■ **Task goal**:
What follows is a set of records; restate each one word for word and drop the pictures.

Materials provided Block Start

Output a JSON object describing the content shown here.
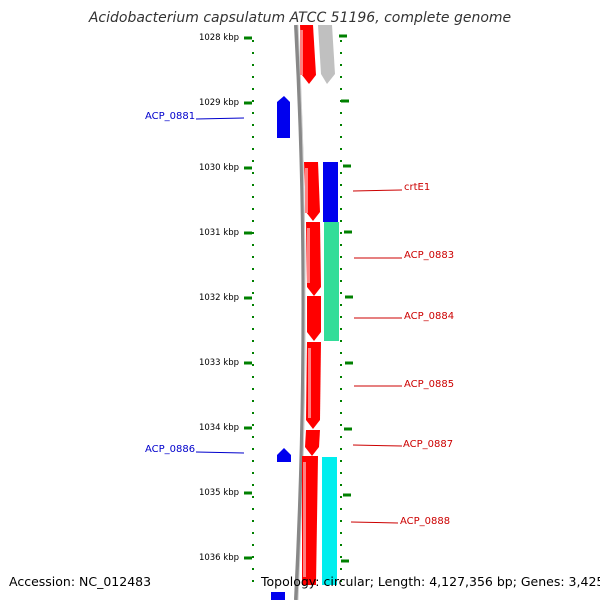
{
  "title": "Acidobacterium capsulatum ATCC 51196, complete genome",
  "footer": {
    "accession": "Accession: NC_012483",
    "topology": "Topology: circular; Length: 4,127,356 bp; Genes: 3,425"
  },
  "ruler": [
    "1028 kbp",
    "1029 kbp",
    "1030 kbp",
    "1031 kbp",
    "1032 kbp",
    "1033 kbp",
    "1034 kbp",
    "1035 kbp",
    "1036 kbp"
  ],
  "gene_labels": {
    "acp0881": "ACP_0881",
    "crtE1": "crtE1",
    "acp0883": "ACP_0883",
    "acp0884": "ACP_0884",
    "acp0885": "ACP_0885",
    "acp0887": "ACP_0887",
    "acp0886": "ACP_0886",
    "acp0888": "ACP_0888"
  },
  "colors": {
    "reverse_strand_label": "#0000cc",
    "forward_strand_label": "#cc0000",
    "ruler_tick": "#008000",
    "backbone": "#888888"
  }
}
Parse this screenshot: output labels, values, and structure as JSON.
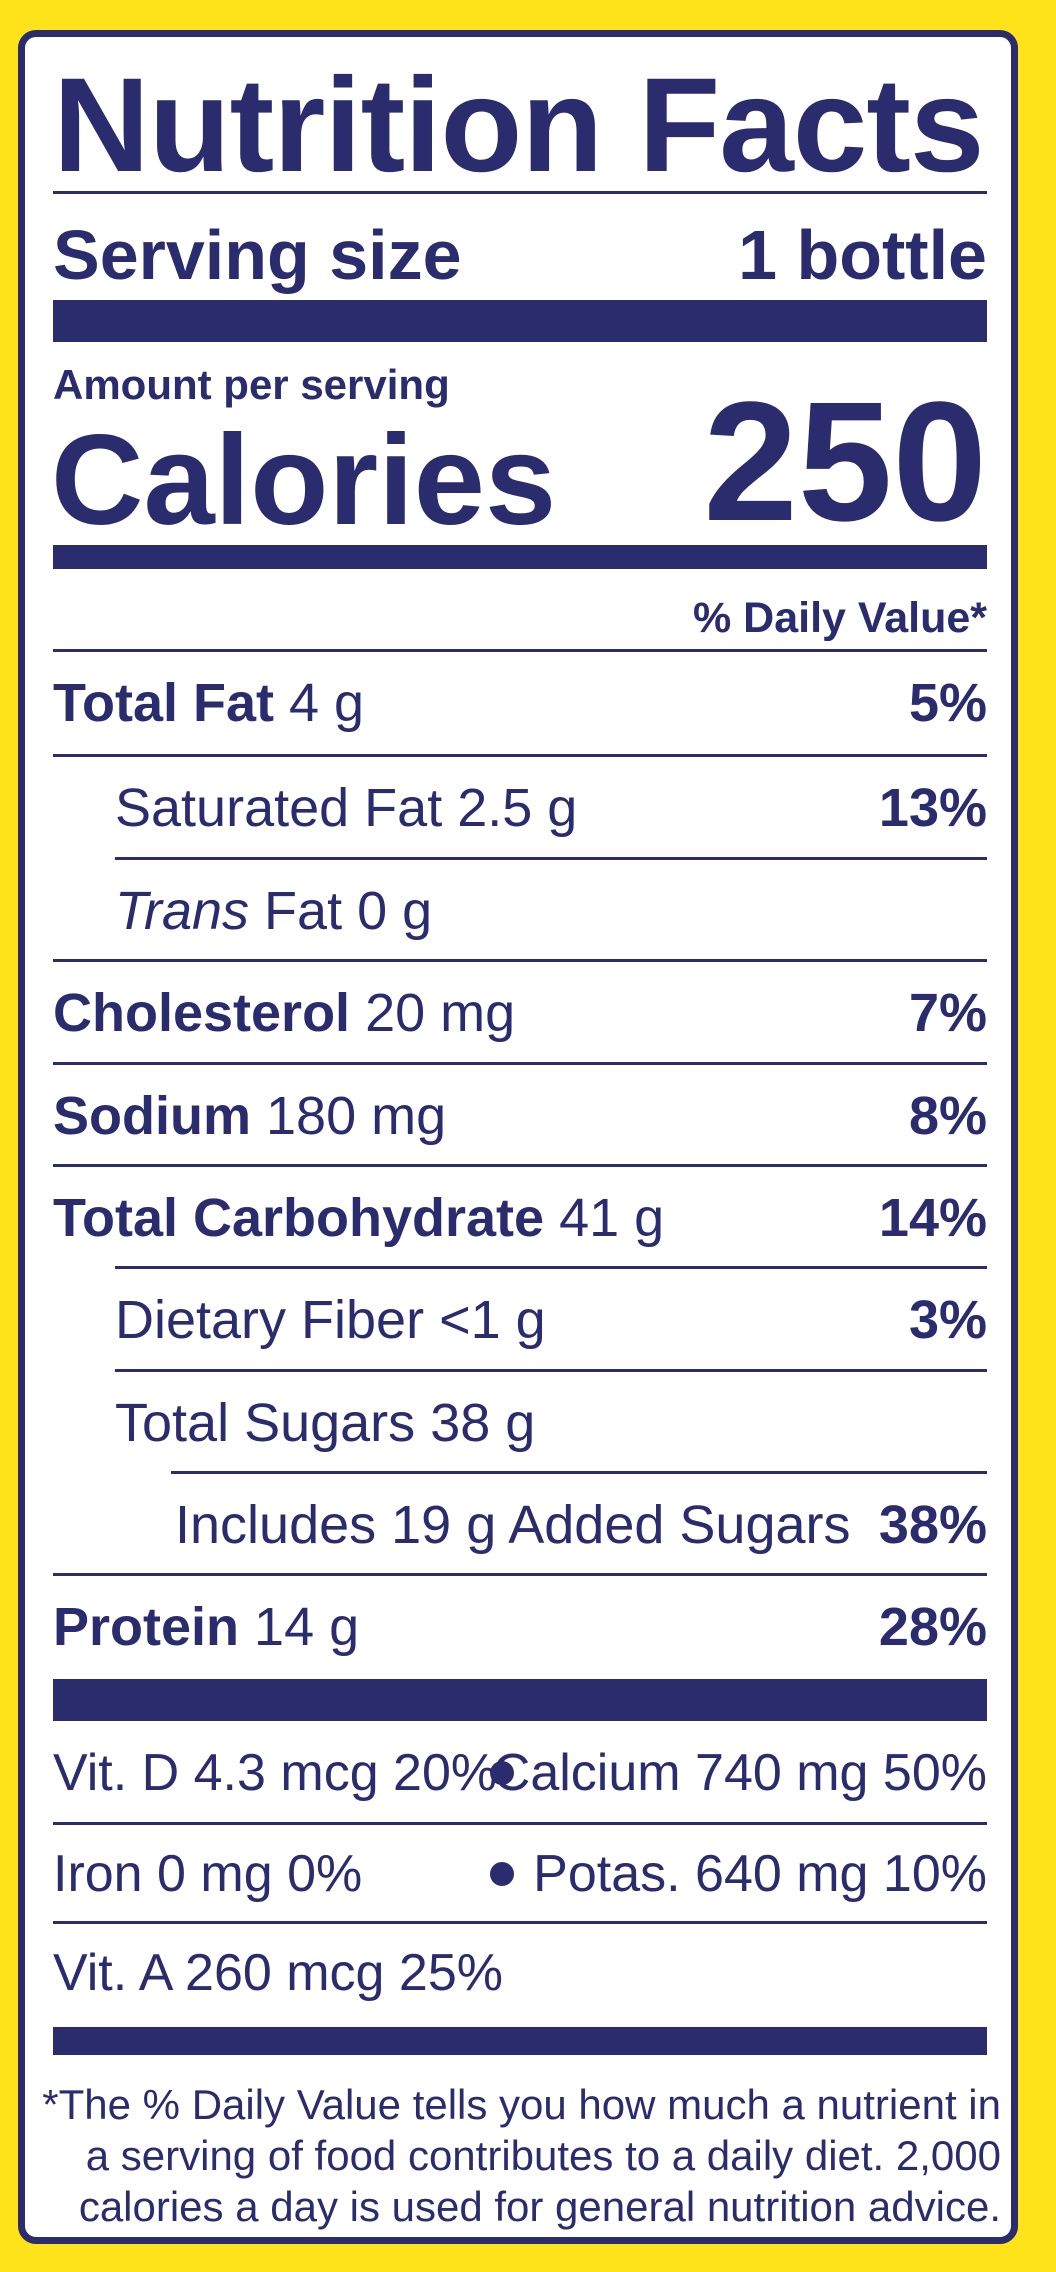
{
  "title": "Nutrition Facts",
  "serving": {
    "label": "Serving size",
    "value": "1 bottle"
  },
  "amount_per_serving": "Amount per serving",
  "calories": {
    "label": "Calories",
    "value": "250"
  },
  "daily_value_header": "% Daily Value*",
  "nutrients": [
    {
      "name": "Total Fat",
      "amount": "4 g",
      "dv": "5%"
    },
    {
      "name": "Saturated Fat",
      "amount": "2.5 g",
      "dv": "13%"
    },
    {
      "name_italic": "Trans",
      "name": "Fat",
      "amount": "0 g",
      "dv": ""
    },
    {
      "name": "Cholesterol",
      "amount": "20 mg",
      "dv": "7%"
    },
    {
      "name": "Sodium",
      "amount": "180 mg",
      "dv": "8%"
    },
    {
      "name": "Total Carbohydrate",
      "amount": "41 g",
      "dv": "14%"
    },
    {
      "name": "Dietary Fiber",
      "amount": "<1 g",
      "dv": "3%"
    },
    {
      "name": "Total Sugars",
      "amount": "38 g",
      "dv": ""
    },
    {
      "text": "Includes 19 g Added Sugars",
      "dv": "38%"
    },
    {
      "name": "Protein",
      "amount": "14 g",
      "dv": "28%"
    }
  ],
  "vitamins": [
    {
      "left": "Vit. D 4.3 mcg 20%",
      "right": "Calcium 740 mg 50%"
    },
    {
      "left": "Iron 0 mg 0%",
      "right": "Potas. 640 mg 10%"
    },
    {
      "left": "Vit. A 260 mcg 25%",
      "right": ""
    }
  ],
  "footnote": [
    "*The % Daily Value tells you how much a nutrient in",
    "a serving of food contributes to a daily diet. 2,000",
    "calories a day is used for general nutrition advice."
  ],
  "colors": {
    "ink": "#2A2C6E",
    "background": "#FFE31A",
    "panel": "#FFFFFF"
  }
}
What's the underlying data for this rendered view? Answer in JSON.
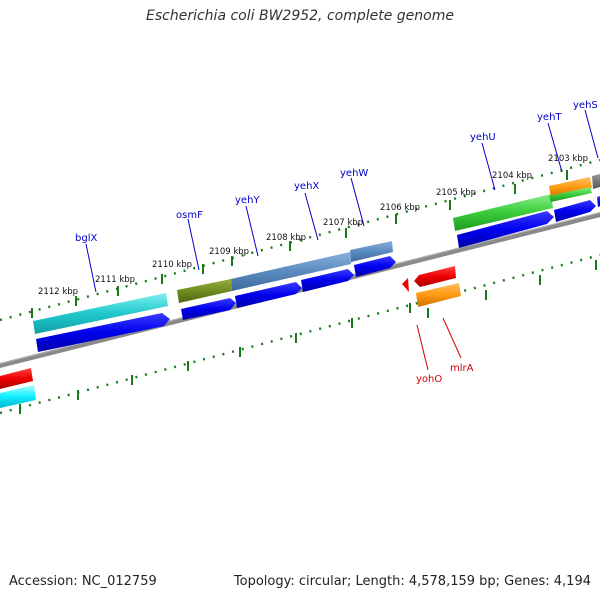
{
  "title": "Escherichia coli BW2952, complete genome",
  "accession": "Accession: NC_012759",
  "summary": "Topology: circular; Length: 4,578,159 bp; Genes: 4,194",
  "colors": {
    "forward_label": "#0000cc",
    "reverse_label": "#cc0000",
    "backbone": "#808080",
    "tick": "#1a7a1a",
    "cds_forward": "#0000ee",
    "cds_reverse": "#ee0000"
  },
  "ruler_labels": [
    "2112 kbp",
    "2111 kbp",
    "2110 kbp",
    "2109 kbp",
    "2108 kbp",
    "2107 kbp",
    "2106 kbp",
    "2105 kbp",
    "2104 kbp",
    "2103 kbp"
  ],
  "forward_genes": [
    "bglX",
    "osmF",
    "yehY",
    "yehX",
    "yehW",
    "yehU",
    "yehT",
    "yehS"
  ],
  "reverse_genes": [
    "yohO",
    "mlrA"
  ]
}
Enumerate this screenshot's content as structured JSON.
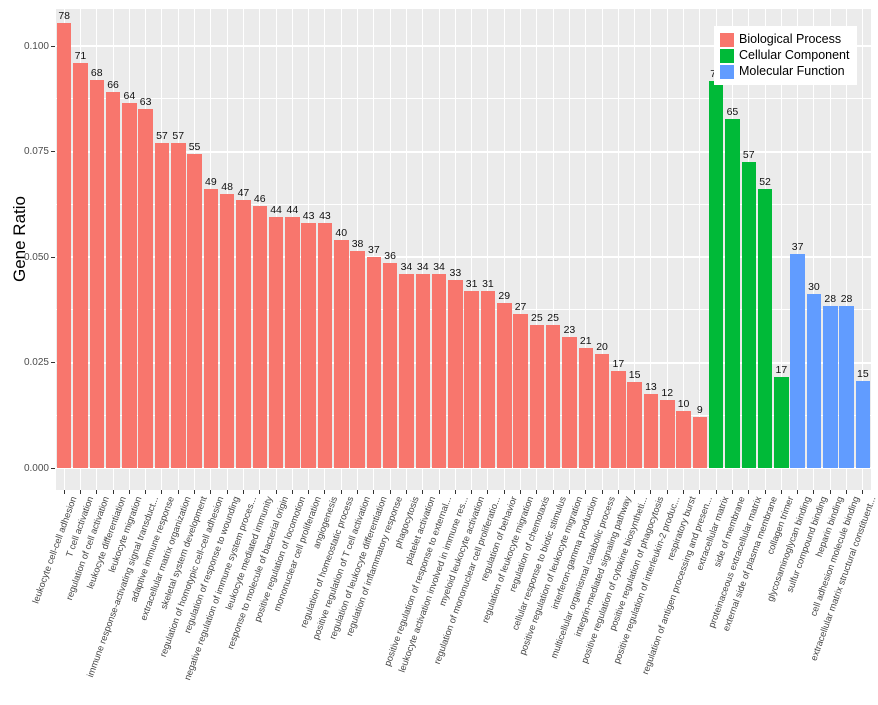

Materials provided Block End

■ **Solved exercise**:
Output a JSON object describing the content shown here.
{
  "title": "Acidobacterium capsulatum ATCC 51196, complete genome",
  "footer": {
    "accession": "Accession: NC_012483",
    "topology": "Topology: circular; Length: 4,127,356 bp; Genes: 3,425"
  },
  "ruler": [
    "1028 kbp",
    "1029 kbp",
    "1030 kbp",
    "1031 kbp",
    "1032 kbp",
    "1033 kbp",
    "1034 kbp",
    "1035 kbp",
    "1036 kbp"
  ],
  "gene_labels": {
    "acp0881": "ACP_0881",
    "crtE1": "crtE1",
    "acp0883": "ACP_0883",
    "acp0884": "ACP_0884",
    "acp0885": "ACP_0885",
    "acp0887": "ACP_0887",
    "acp0886": "ACP_0886",
    "acp0888": "ACP_0888"
  },
  "colors": {
    "reverse_strand_label": "#0000cc",
    "forward_strand_label": "#cc0000",
    "ruler_tick": "#008000",
    "backbone": "#888888"
  }
}
Parse this screenshot: output labels, values, and structure as JSON.
{
  "title": "Nutrition Facts",
  "serving": {
    "label": "Serving size",
    "value": "1 bottle"
  },
  "amount_per_serving": "Amount per serving",
  "calories": {
    "label": "Calories",
    "value": "250"
  },
  "daily_value_header": "% Daily Value*",
  "nutrients": [
    {
      "name": "Total Fat",
      "amount": "4 g",
      "dv": "5%"
    },
    {
      "name": "Saturated Fat",
      "amount": "2.5 g",
      "dv": "13%"
    },
    {
      "name_italic": "Trans",
      "name": "Fat",
      "amount": "0 g",
      "dv": ""
    },
    {
      "name": "Cholesterol",
      "amount": "20 mg",
      "dv": "7%"
    },
    {
      "name": "Sodium",
      "amount": "180 mg",
      "dv": "8%"
    },
    {
      "name": "Total Carbohydrate",
      "amount": "41 g",
      "dv": "14%"
    },
    {
      "name": "Dietary Fiber",
      "amount": "<1 g",
      "dv": "3%"
    },
    {
      "name": "Total Sugars",
      "amount": "38 g",
      "dv": ""
    },
    {
      "text": "Includes 19 g Added Sugars",
      "dv": "38%"
    },
    {
      "name": "Protein",
      "amount": "14 g",
      "dv": "28%"
    }
  ],
  "vitamins": [
    {
      "left": "Vit. D 4.3 mcg 20%",
      "right": "Calcium 740 mg 50%"
    },
    {
      "left": "Iron 0 mg 0%",
      "right": "Potas. 640 mg 10%"
    },
    {
      "left": "Vit. A 260 mcg 25%",
      "right": ""
    }
  ],
  "footnote": [
    "*The % Daily Value tells you how much a nutrient in",
    "a serving of food contributes to a daily diet. 2,000",
    "calories a day is used for general nutrition advice."
  ],
  "colors": {
    "ink": "#2A2C6E",
    "background": "#FFE31A",
    "panel": "#FFFFFF"
  }
}
What's the underlying data for this rendered view? Answer in JSON.
{
  "title": "Escherichia coli BW2952, complete genome",
  "accession": "Accession: NC_012759",
  "summary": "Topology: circular; Length: 4,578,159 bp; Genes: 4,194",
  "colors": {
    "forward_label": "#0000cc",
    "reverse_label": "#cc0000",
    "backbone": "#808080",
    "tick": "#1a7a1a",
    "cds_forward": "#0000ee",
    "cds_reverse": "#ee0000"
  },
  "ruler_labels": [
    "2112 kbp",
    "2111 kbp",
    "2110 kbp",
    "2109 kbp",
    "2108 kbp",
    "2107 kbp",
    "2106 kbp",
    "2105 kbp",
    "2104 kbp",
    "2103 kbp"
  ],
  "forward_genes": [
    "bglX",
    "osmF",
    "yehY",
    "yehX",
    "yehW",
    "yehU",
    "yehT",
    "yehS"
  ],
  "reverse_genes": [
    "yohO",
    "mlrA"
  ]
}
Enumerate this screenshot's content as structured JSON.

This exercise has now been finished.